Could every line of the data be printed exactly as it reads?

(Records)
= = =
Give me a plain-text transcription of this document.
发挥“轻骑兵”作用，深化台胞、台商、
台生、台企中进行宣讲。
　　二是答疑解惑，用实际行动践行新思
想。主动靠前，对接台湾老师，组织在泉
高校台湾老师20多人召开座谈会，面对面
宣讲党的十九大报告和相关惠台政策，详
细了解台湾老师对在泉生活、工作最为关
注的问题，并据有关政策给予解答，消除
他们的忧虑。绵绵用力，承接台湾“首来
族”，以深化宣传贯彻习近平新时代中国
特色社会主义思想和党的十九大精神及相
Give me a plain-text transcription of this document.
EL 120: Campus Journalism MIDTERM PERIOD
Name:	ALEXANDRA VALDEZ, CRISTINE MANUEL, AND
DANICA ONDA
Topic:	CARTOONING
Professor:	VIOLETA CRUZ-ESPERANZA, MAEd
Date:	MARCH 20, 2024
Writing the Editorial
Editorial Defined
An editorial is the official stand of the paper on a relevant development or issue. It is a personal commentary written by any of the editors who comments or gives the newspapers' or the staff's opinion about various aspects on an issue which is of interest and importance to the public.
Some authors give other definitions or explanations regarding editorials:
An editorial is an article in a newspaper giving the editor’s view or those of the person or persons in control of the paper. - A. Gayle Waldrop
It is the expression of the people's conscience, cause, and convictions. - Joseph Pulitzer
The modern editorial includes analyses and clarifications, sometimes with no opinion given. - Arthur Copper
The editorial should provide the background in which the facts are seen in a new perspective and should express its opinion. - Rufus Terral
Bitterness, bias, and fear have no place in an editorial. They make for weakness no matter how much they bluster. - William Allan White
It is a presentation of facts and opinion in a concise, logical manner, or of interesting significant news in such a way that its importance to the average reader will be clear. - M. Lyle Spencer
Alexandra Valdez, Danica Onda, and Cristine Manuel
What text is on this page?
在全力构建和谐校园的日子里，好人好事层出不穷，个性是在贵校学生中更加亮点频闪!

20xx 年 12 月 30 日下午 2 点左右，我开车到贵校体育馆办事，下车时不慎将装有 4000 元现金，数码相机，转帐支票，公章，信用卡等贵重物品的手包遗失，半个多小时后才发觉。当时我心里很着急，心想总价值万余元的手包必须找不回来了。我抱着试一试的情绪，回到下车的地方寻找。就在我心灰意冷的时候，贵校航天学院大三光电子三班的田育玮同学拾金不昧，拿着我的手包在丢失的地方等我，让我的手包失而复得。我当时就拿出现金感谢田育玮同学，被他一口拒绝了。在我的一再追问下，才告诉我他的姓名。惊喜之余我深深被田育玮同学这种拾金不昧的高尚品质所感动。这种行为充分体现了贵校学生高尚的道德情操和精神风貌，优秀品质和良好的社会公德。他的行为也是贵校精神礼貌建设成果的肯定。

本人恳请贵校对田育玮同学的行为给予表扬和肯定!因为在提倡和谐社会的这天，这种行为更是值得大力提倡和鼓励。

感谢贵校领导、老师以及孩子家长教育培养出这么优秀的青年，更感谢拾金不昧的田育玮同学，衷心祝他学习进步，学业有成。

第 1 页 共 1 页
= = =
(Finished task)
Give me a plain-text transcription of this document.
发挥“轻骑兵”作用，深化台胞、台商、
台生、台企中进行宣讲。
　　二是答疑解惑，用实际行动践行新思
想。主动靠前，对接台湾老师，组织在泉
高校台湾老师20多人召开座谈会，面对面
宣讲党的十九大报告和相关惠台政策，详
细了解台湾老师对在泉生活、工作最为关
注的问题，并据有关政策给予解答，消除
他们的忧虑。绵绵用力，承接台湾“首来
族”，以深化宣传贯彻习近平新时代中国
特色社会主义思想和党的十九大精神及相
Give me a plain-text transcription of this document.
EL 120: Campus Journalism MIDTERM PERIOD
Name:	ALEXANDRA VALDEZ, CRISTINE MANUEL, AND
DANICA ONDA
Topic:	CARTOONING
Professor:	VIOLETA CRUZ-ESPERANZA, MAEd
Date:	MARCH 20, 2024
Writing the Editorial
Editorial Defined
An editorial is the official stand of the paper on a relevant development or issue. It is a personal commentary written by any of the editors who comments or gives the newspapers' or the staff's opinion about various aspects on an issue which is of interest and importance to the public.
Some authors give other definitions or explanations regarding editorials:
An editorial is an article in a newspaper giving the editor’s view or those of the person or persons in control of the paper. - A. Gayle Waldrop
It is the expression of the people's conscience, cause, and convictions. - Joseph Pulitzer
The modern editorial includes analyses and clarifications, sometimes with no opinion given. - Arthur Copper
The editorial should provide the background in which the facts are seen in a new perspective and should express its opinion. - Rufus Terral
Bitterness, bias, and fear have no place in an editorial. They make for weakness no matter how much they bluster. - William Allan White
It is a presentation of facts and opinion in a concise, logical manner, or of interesting significant news in such a way that its importance to the average reader will be clear. - M. Lyle Spencer
Alexandra Valdez, Danica Onda, and Cristine Manuel
What text is on this page?
在全力构建和谐校园的日子里，好人好事层出不穷，个性是在贵校学生中更加亮点频闪!

20xx 年 12 月 30 日下午 2 点左右，我开车到贵校体育馆办事，下车时不慎将装有 4000 元现金，数码相机，转帐支票，公章，信用卡等贵重物品的手包遗失，半个多小时后才发觉。当时我心里很着急，心想总价值万余元的手包必须找不回来了。我抱着试一试的情绪，回到下车的地方寻找。就在我心灰意冷的时候，贵校航天学院大三光电子三班的田育玮同学拾金不昧，拿着我的手包在丢失的地方等我，让我的手包失而复得。我当时就拿出现金感谢田育玮同学，被他一口拒绝了。在我的一再追问下，才告诉我他的姓名。惊喜之余我深深被田育玮同学这种拾金不昧的高尚品质所感动。这种行为充分体现了贵校学生高尚的道德情操和精神风貌，优秀品质和良好的社会公德。他的行为也是贵校精神礼貌建设成果的肯定。

本人恳请贵校对田育玮同学的行为给予表扬和肯定!因为在提倡和谐社会的这天，这种行为更是值得大力提倡和鼓励。

感谢贵校领导、老师以及孩子家长教育培养出这么优秀的青年，更感谢拾金不昧的田育玮同学，衷心祝他学习进步，学业有成。

第 1 页 共 1 页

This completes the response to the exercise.